## Begin Supplied material
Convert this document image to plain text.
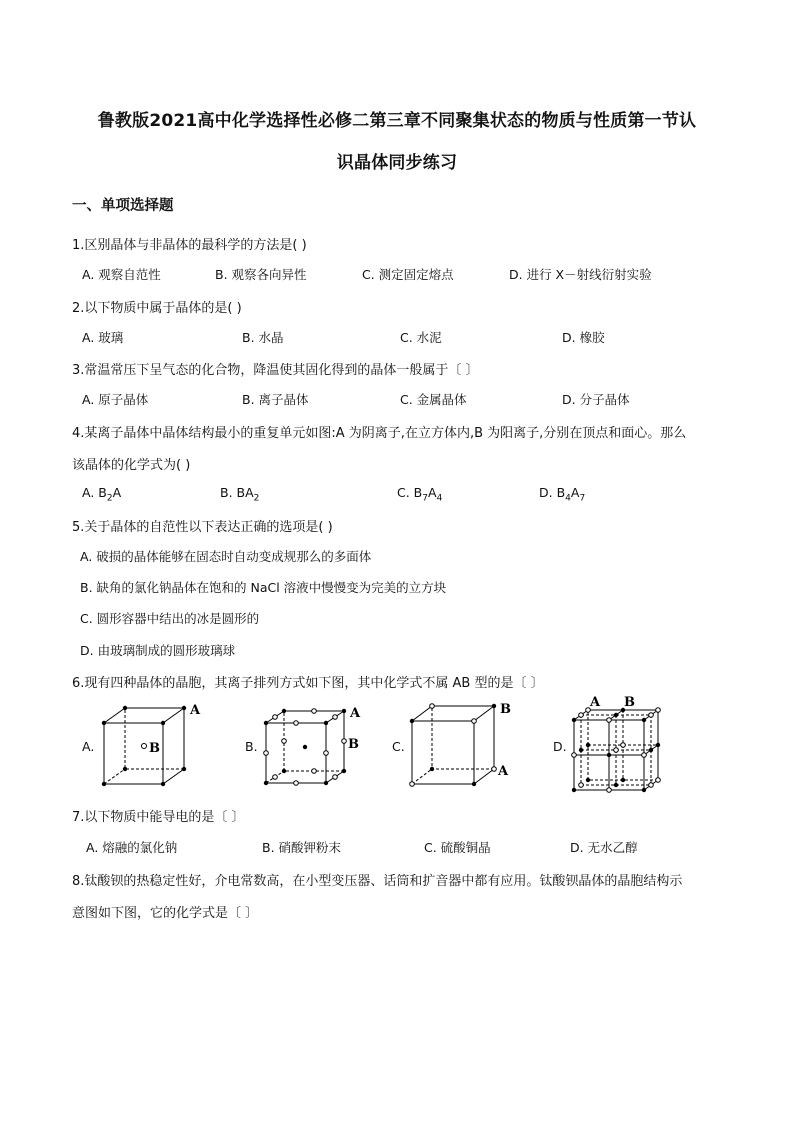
鲁教版2021高中化学选择性必修二第三章不同聚集状态的物质与性质第一节认
识晶体同步练习
一、单项选择题
1.区别晶体与非晶体的最科学的方法是( )
A. 观察自范性	B. 观察各向异性	C. 测定固定熔点	D. 进行 X－射线衍射实验
2.以下物质中属于晶体的是( )
A. 玻璃	B. 水晶	C. 水泥	D. 橡胶
3.常温常压下呈气态的化合物，降温使其固化得到的晶体一般属于〔 〕
A. 原子晶体	B. 离子晶体	C. 金属晶体	D. 分子晶体
4.某离子晶体中晶体结构最小的重复单元如图:A 为阴离子,在立方体内,B 为阳离子,分别在顶点和面心。那么
该晶体的化学式为( )
A. $B_2A$	B. $BA_2$	C. $B_7A_4$	D. $B_4A_7$
5.关于晶体的自范性以下表达正确的选项是( )
A. 破损的晶体能够在固态时自动变成规那么的多面体
B. 缺角的氯化钠晶体在饱和的 NaCl 溶液中慢慢变为完美的立方块
C. 圆形容器中结出的冰是圆形的
D. 由玻璃制成的圆形玻璃球
6.现有四种晶体的晶胞，其离子排列方式如下图，其中化学式不属 AB 型的是〔 〕
A.	B
A
B.
A
B	C.
B
A
D.
A B
7.以下物质中能导电的是〔 〕
A. 熔融的氯化钠	B. 硝酸钾粉末	C. 硫酸铜晶	D. 无水乙醇
8.钛酸钡的热稳定性好，介电常数高，在小型变压器、话筒和扩音器中都有应用。钛酸钡晶体的晶胞结构示
意图如下图，它的化学式是〔 〕
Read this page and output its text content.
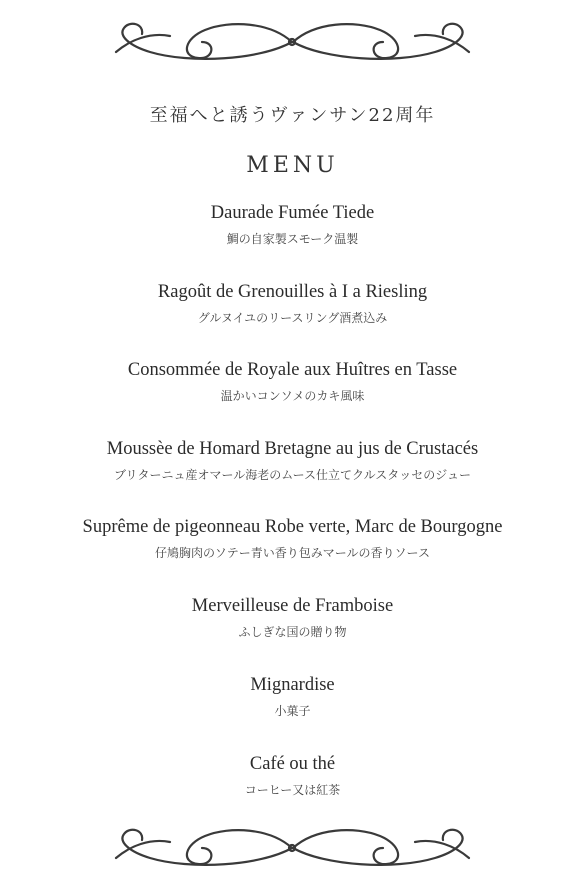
至福へと誘うヴァンサン22周年
MENU
Daurade Fumée Tiede
鯛の自家製スモーク温製
Ragoût de Grenouilles à I a Riesling
グルヌイユのリースリング酒煮込み
Consommée de Royale aux Huîtres en Tasse
温かいコンソメのカキ風味
Moussèe de Homard Bretagne au jus de Crustacés
ブリターニュ産オマール海老のムース仕立てクルスタッセのジュー
Suprême de pigeonneau Robe verte, Marc de Bourgogne
仔鳩胸肉のソテー青い香り包みマールの香りソース
Merveilleuse de Framboise
ふしぎな国の贈り物
Mignardise
小菓子
Café ou thé
コーヒー又は紅茶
## End Supplied material
• _Problem_
Without including any pictures, reproduce the listing exactly.

• _Output of the exercise_
Convert this document image to plain text.
鲁教版2021高中化学选择性必修二第三章不同聚集状态的物质与性质第一节认
识晶体同步练习
一、单项选择题
1.区别晶体与非晶体的最科学的方法是( )
A. 观察自范性	B. 观察各向异性	C. 测定固定熔点	D. 进行 X－射线衍射实验
2.以下物质中属于晶体的是( )
A. 玻璃	B. 水晶	C. 水泥	D. 橡胶
3.常温常压下呈气态的化合物，降温使其固化得到的晶体一般属于〔 〕
A. 原子晶体	B. 离子晶体	C. 金属晶体	D. 分子晶体
4.某离子晶体中晶体结构最小的重复单元如图:A 为阴离子,在立方体内,B 为阳离子,分别在顶点和面心。那么
该晶体的化学式为( )
A. $B_2A$	B. $BA_2$	C. $B_7A_4$	D. $B_4A_7$
5.关于晶体的自范性以下表达正确的选项是( )
A. 破损的晶体能够在固态时自动变成规那么的多面体
B. 缺角的氯化钠晶体在饱和的 NaCl 溶液中慢慢变为完美的立方块
C. 圆形容器中结出的冰是圆形的
D. 由玻璃制成的圆形玻璃球
6.现有四种晶体的晶胞，其离子排列方式如下图，其中化学式不属 AB 型的是〔 〕
A.	B
A
B.
A
B	C.
B
A
D.
A B
7.以下物质中能导电的是〔 〕
A. 熔融的氯化钠	B. 硝酸钾粉末	C. 硫酸铜晶	D. 无水乙醇
8.钛酸钡的热稳定性好，介电常数高，在小型变压器、话筒和扩音器中都有应用。钛酸钡晶体的晶胞结构示
意图如下图，它的化学式是〔 〕
Read this page and output its text content.
至福へと誘うヴァンサン22周年
MENU
Daurade Fumée Tiede
鯛の自家製スモーク温製
Ragoût de Grenouilles à I a Riesling
グルヌイユのリースリング酒煮込み
Consommée de Royale aux Huîtres en Tasse
温かいコンソメのカキ風味
Moussèe de Homard Bretagne au jus de Crustacés
ブリターニュ産オマール海老のムース仕立てクルスタッセのジュー
Suprême de pigeonneau Robe verte, Marc de Bourgogne
仔鳩胸肉のソテー青い香り包みマールの香りソース
Merveilleuse de Framboise
ふしぎな国の贈り物
Mignardise
小菓子
Café ou thé
コーヒー又は紅茶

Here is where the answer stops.